> _Prompt_:
Reproduce the records below exactly as they appear, omitting any pictures they contain.

Structured figure records

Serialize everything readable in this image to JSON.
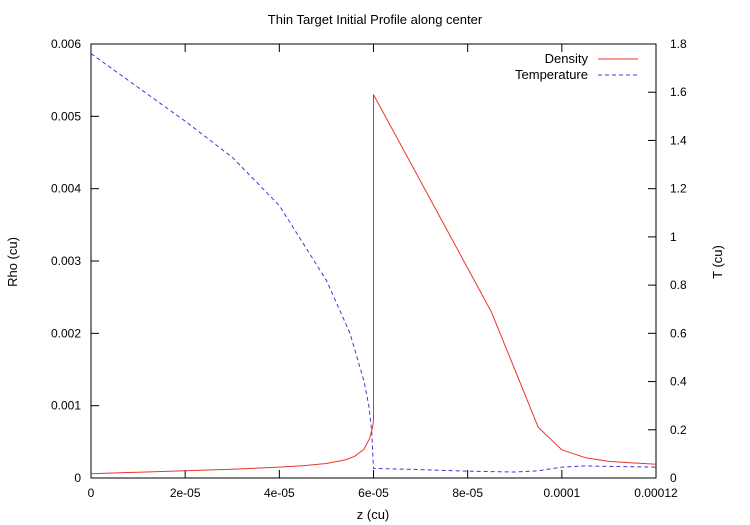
{
  "chart_data": {
    "type": "line",
    "title": "Thin Target Initial Profile along center",
    "xlabel": "z (cu)",
    "ylabel": "Rho (cu)",
    "y2label": "T (cu)",
    "xlim": [
      0,
      0.00012
    ],
    "ylim": [
      0,
      0.006
    ],
    "y2lim": [
      0,
      1.8
    ],
    "xticks": [
      "0",
      "2e-05",
      "4e-05",
      "6e-05",
      "8e-05",
      "0.0001",
      "0.00012"
    ],
    "yticks": [
      "0",
      "0.001",
      "0.002",
      "0.003",
      "0.004",
      "0.005",
      "0.006"
    ],
    "y2ticks": [
      "0",
      "0.2",
      "0.4",
      "0.6",
      "0.8",
      "1",
      "1.2",
      "1.4",
      "1.6",
      "1.8"
    ],
    "legend_position": "top-right",
    "grid": false,
    "series": [
      {
        "name": "Density",
        "axis": "left",
        "color": "#e8372a",
        "dash": "solid",
        "x": [
          0,
          1e-05,
          2e-05,
          3e-05,
          4e-05,
          4.5e-05,
          5e-05,
          5.4e-05,
          5.6e-05,
          5.8e-05,
          5.92e-05,
          5.98e-05,
          6e-05,
          6e-05,
          7e-05,
          8e-05,
          8.5e-05,
          9e-05,
          9.5e-05,
          0.0001,
          0.000105,
          0.00011,
          0.00012
        ],
        "values": [
          6e-05,
          8e-05,
          0.0001,
          0.00012,
          0.00015,
          0.00017,
          0.0002,
          0.00025,
          0.0003,
          0.0004,
          0.00055,
          0.0007,
          0.0008,
          0.0053,
          0.0041,
          0.0029,
          0.0023,
          0.0015,
          0.0007,
          0.00039,
          0.00028,
          0.00023,
          0.00019
        ]
      },
      {
        "name": "Temperature",
        "axis": "right",
        "color": "#3b3bd9",
        "dash": "dashed",
        "x": [
          0,
          1e-05,
          2e-05,
          3e-05,
          4e-05,
          5e-05,
          5.5e-05,
          5.8e-05,
          5.9e-05,
          5.96e-05,
          6e-05,
          7e-05,
          8e-05,
          9e-05,
          9.5e-05,
          0.0001,
          0.000105,
          0.00011,
          0.00012
        ],
        "values": [
          1.76,
          1.62,
          1.48,
          1.33,
          1.13,
          0.82,
          0.6,
          0.4,
          0.3,
          0.2,
          0.04,
          0.035,
          0.028,
          0.025,
          0.03,
          0.045,
          0.05,
          0.048,
          0.045
        ]
      }
    ]
  }
}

> _Result for this exercise_:
Serialize everything readable in this image to JSON.
{
  "chart_data": {
    "type": "line",
    "title": "Thin Target Initial Profile along center",
    "xlabel": "z (cu)",
    "ylabel": "Rho (cu)",
    "y2label": "T (cu)",
    "xlim": [
      0,
      0.00012
    ],
    "ylim": [
      0,
      0.006
    ],
    "y2lim": [
      0,
      1.8
    ],
    "xticks": [
      "0",
      "2e-05",
      "4e-05",
      "6e-05",
      "8e-05",
      "0.0001",
      "0.00012"
    ],
    "yticks": [
      "0",
      "0.001",
      "0.002",
      "0.003",
      "0.004",
      "0.005",
      "0.006"
    ],
    "y2ticks": [
      "0",
      "0.2",
      "0.4",
      "0.6",
      "0.8",
      "1",
      "1.2",
      "1.4",
      "1.6",
      "1.8"
    ],
    "legend_position": "top-right",
    "grid": false,
    "series": [
      {
        "name": "Density",
        "axis": "left",
        "color": "#e8372a",
        "dash": "solid",
        "x": [
          0,
          1e-05,
          2e-05,
          3e-05,
          4e-05,
          4.5e-05,
          5e-05,
          5.4e-05,
          5.6e-05,
          5.8e-05,
          5.92e-05,
          5.98e-05,
          6e-05,
          6e-05,
          7e-05,
          8e-05,
          8.5e-05,
          9e-05,
          9.5e-05,
          0.0001,
          0.000105,
          0.00011,
          0.00012
        ],
        "values": [
          6e-05,
          8e-05,
          0.0001,
          0.00012,
          0.00015,
          0.00017,
          0.0002,
          0.00025,
          0.0003,
          0.0004,
          0.00055,
          0.0007,
          0.0008,
          0.0053,
          0.0041,
          0.0029,
          0.0023,
          0.0015,
          0.0007,
          0.00039,
          0.00028,
          0.00023,
          0.00019
        ]
      },
      {
        "name": "Temperature",
        "axis": "right",
        "color": "#3b3bd9",
        "dash": "dashed",
        "x": [
          0,
          1e-05,
          2e-05,
          3e-05,
          4e-05,
          5e-05,
          5.5e-05,
          5.8e-05,
          5.9e-05,
          5.96e-05,
          6e-05,
          7e-05,
          8e-05,
          9e-05,
          9.5e-05,
          0.0001,
          0.000105,
          0.00011,
          0.00012
        ],
        "values": [
          1.76,
          1.62,
          1.48,
          1.33,
          1.13,
          0.82,
          0.6,
          0.4,
          0.3,
          0.2,
          0.04,
          0.035,
          0.028,
          0.025,
          0.03,
          0.045,
          0.05,
          0.048,
          0.045
        ]
      }
    ]
  }
}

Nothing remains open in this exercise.